◆ **Exercise description**: Give back the records below exactly, every one, with no pictures.

+===+

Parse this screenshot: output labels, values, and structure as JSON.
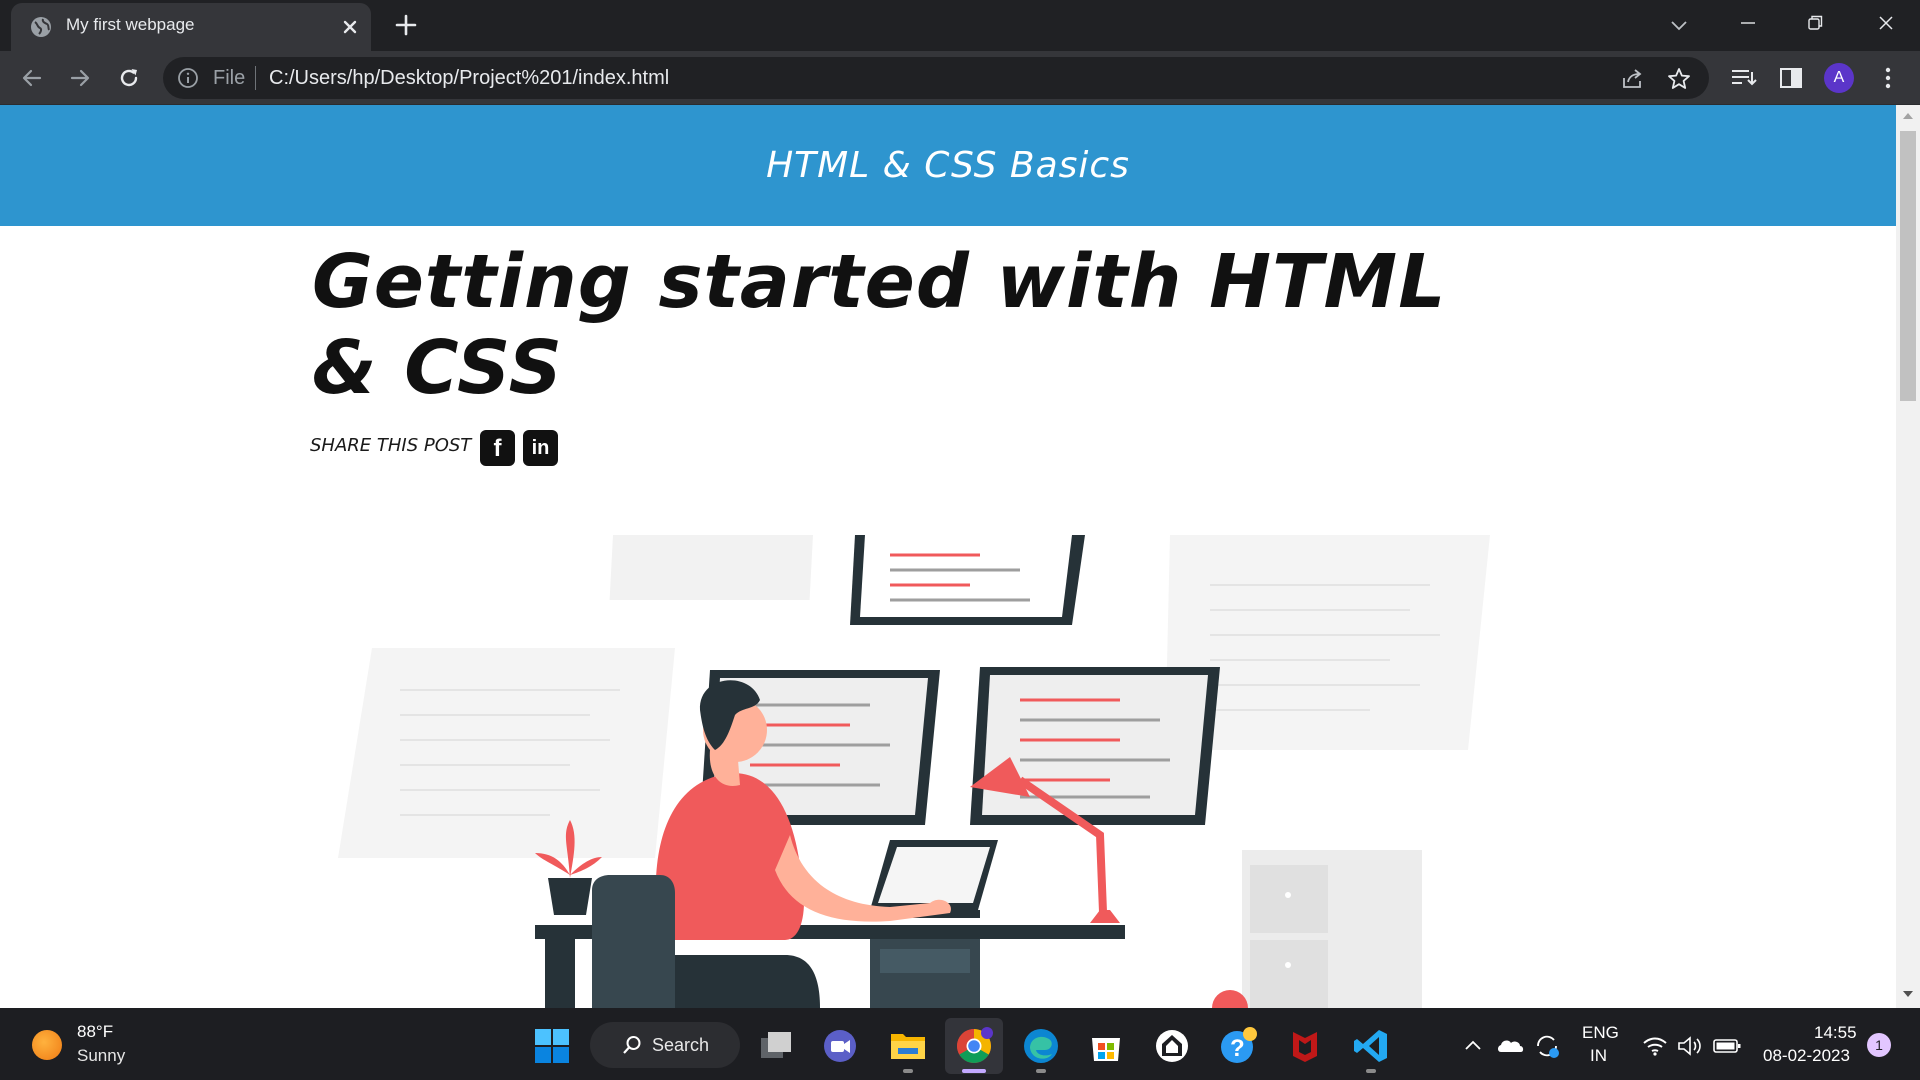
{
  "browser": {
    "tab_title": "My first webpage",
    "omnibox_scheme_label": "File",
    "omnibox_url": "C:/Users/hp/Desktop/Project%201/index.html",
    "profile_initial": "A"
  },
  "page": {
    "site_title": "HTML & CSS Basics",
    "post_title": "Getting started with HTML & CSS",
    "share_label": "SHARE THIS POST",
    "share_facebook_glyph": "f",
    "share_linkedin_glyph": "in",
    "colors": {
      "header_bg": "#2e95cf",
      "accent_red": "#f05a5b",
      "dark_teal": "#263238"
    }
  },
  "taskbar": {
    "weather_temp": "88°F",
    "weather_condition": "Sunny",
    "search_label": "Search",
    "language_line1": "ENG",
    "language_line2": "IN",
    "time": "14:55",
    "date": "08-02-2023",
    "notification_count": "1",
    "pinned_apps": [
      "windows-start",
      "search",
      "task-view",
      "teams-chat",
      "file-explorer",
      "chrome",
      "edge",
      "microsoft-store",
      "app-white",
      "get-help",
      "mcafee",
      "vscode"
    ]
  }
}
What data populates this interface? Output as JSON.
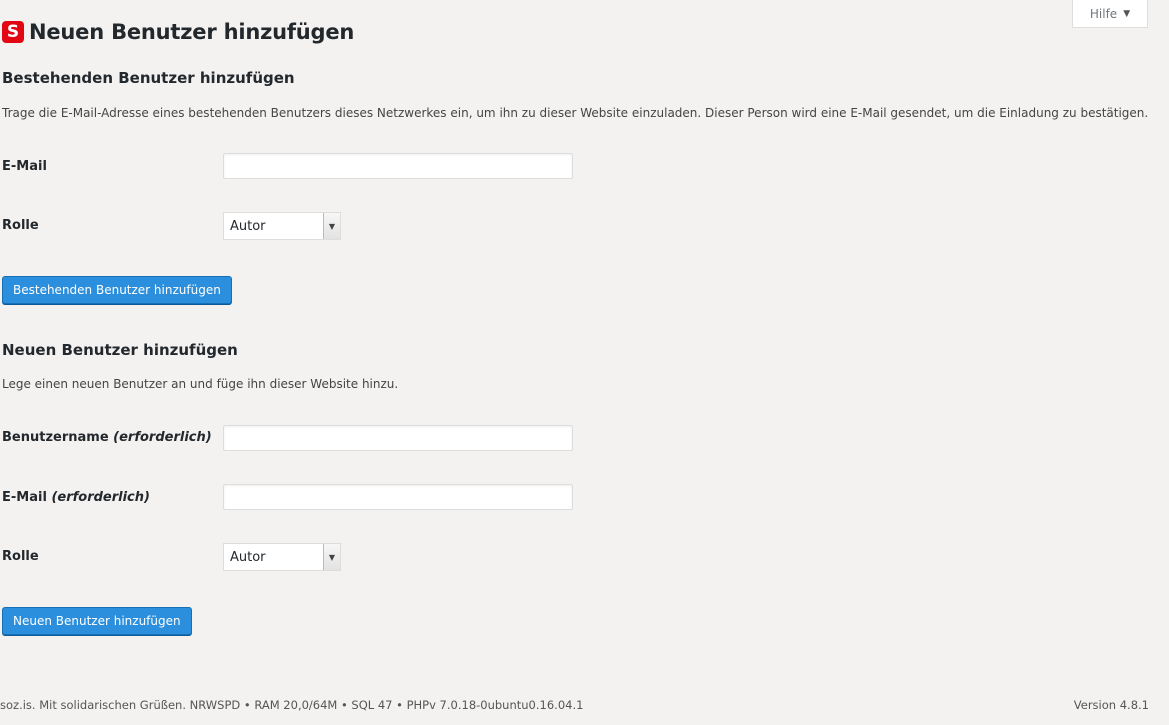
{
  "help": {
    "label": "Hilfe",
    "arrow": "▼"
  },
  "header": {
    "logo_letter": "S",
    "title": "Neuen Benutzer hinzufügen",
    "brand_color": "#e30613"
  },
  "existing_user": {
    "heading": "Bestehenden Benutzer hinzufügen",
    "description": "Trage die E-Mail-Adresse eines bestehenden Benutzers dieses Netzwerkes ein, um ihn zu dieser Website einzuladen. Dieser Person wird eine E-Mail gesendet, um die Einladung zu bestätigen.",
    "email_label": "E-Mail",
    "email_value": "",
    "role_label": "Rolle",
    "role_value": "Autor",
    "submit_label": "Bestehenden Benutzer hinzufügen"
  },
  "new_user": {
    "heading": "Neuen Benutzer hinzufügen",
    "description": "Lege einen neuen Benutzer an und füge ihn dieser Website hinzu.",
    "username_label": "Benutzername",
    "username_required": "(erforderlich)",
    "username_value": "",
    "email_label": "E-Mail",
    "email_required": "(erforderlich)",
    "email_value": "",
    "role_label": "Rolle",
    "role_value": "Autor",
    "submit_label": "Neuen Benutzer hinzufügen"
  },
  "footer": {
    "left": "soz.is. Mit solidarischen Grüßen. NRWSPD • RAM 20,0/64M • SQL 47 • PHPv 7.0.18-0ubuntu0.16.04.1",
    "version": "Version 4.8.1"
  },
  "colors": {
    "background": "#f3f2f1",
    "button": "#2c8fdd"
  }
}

+===+

◆ **Result of this exercise**:
Parse this screenshot: output labels, values, and structure as JSON.
{
  "browser": {
    "tab_title": "My first webpage",
    "omnibox_scheme_label": "File",
    "omnibox_url": "C:/Users/hp/Desktop/Project%201/index.html",
    "profile_initial": "A"
  },
  "page": {
    "site_title": "HTML & CSS Basics",
    "post_title": "Getting started with HTML & CSS",
    "share_label": "SHARE THIS POST",
    "share_facebook_glyph": "f",
    "share_linkedin_glyph": "in",
    "colors": {
      "header_bg": "#2e95cf",
      "accent_red": "#f05a5b",
      "dark_teal": "#263238"
    }
  },
  "taskbar": {
    "weather_temp": "88°F",
    "weather_condition": "Sunny",
    "search_label": "Search",
    "language_line1": "ENG",
    "language_line2": "IN",
    "time": "14:55",
    "date": "08-02-2023",
    "notification_count": "1",
    "pinned_apps": [
      "windows-start",
      "search",
      "task-view",
      "teams-chat",
      "file-explorer",
      "chrome",
      "edge",
      "microsoft-store",
      "app-white",
      "get-help",
      "mcafee",
      "vscode"
    ]
  }
}
What data populates this interface? Output as JSON.
{
  "help": {
    "label": "Hilfe",
    "arrow": "▼"
  },
  "header": {
    "logo_letter": "S",
    "title": "Neuen Benutzer hinzufügen",
    "brand_color": "#e30613"
  },
  "existing_user": {
    "heading": "Bestehenden Benutzer hinzufügen",
    "description": "Trage die E-Mail-Adresse eines bestehenden Benutzers dieses Netzwerkes ein, um ihn zu dieser Website einzuladen. Dieser Person wird eine E-Mail gesendet, um die Einladung zu bestätigen.",
    "email_label": "E-Mail",
    "email_value": "",
    "role_label": "Rolle",
    "role_value": "Autor",
    "submit_label": "Bestehenden Benutzer hinzufügen"
  },
  "new_user": {
    "heading": "Neuen Benutzer hinzufügen",
    "description": "Lege einen neuen Benutzer an und füge ihn dieser Website hinzu.",
    "username_label": "Benutzername",
    "username_required": "(erforderlich)",
    "username_value": "",
    "email_label": "E-Mail",
    "email_required": "(erforderlich)",
    "email_value": "",
    "role_label": "Rolle",
    "role_value": "Autor",
    "submit_label": "Neuen Benutzer hinzufügen"
  },
  "footer": {
    "left": "soz.is. Mit solidarischen Grüßen. NRWSPD • RAM 20,0/64M • SQL 47 • PHPv 7.0.18-0ubuntu0.16.04.1",
    "version": "Version 4.8.1"
  },
  "colors": {
    "background": "#f3f2f1",
    "button": "#2c8fdd"
  }
}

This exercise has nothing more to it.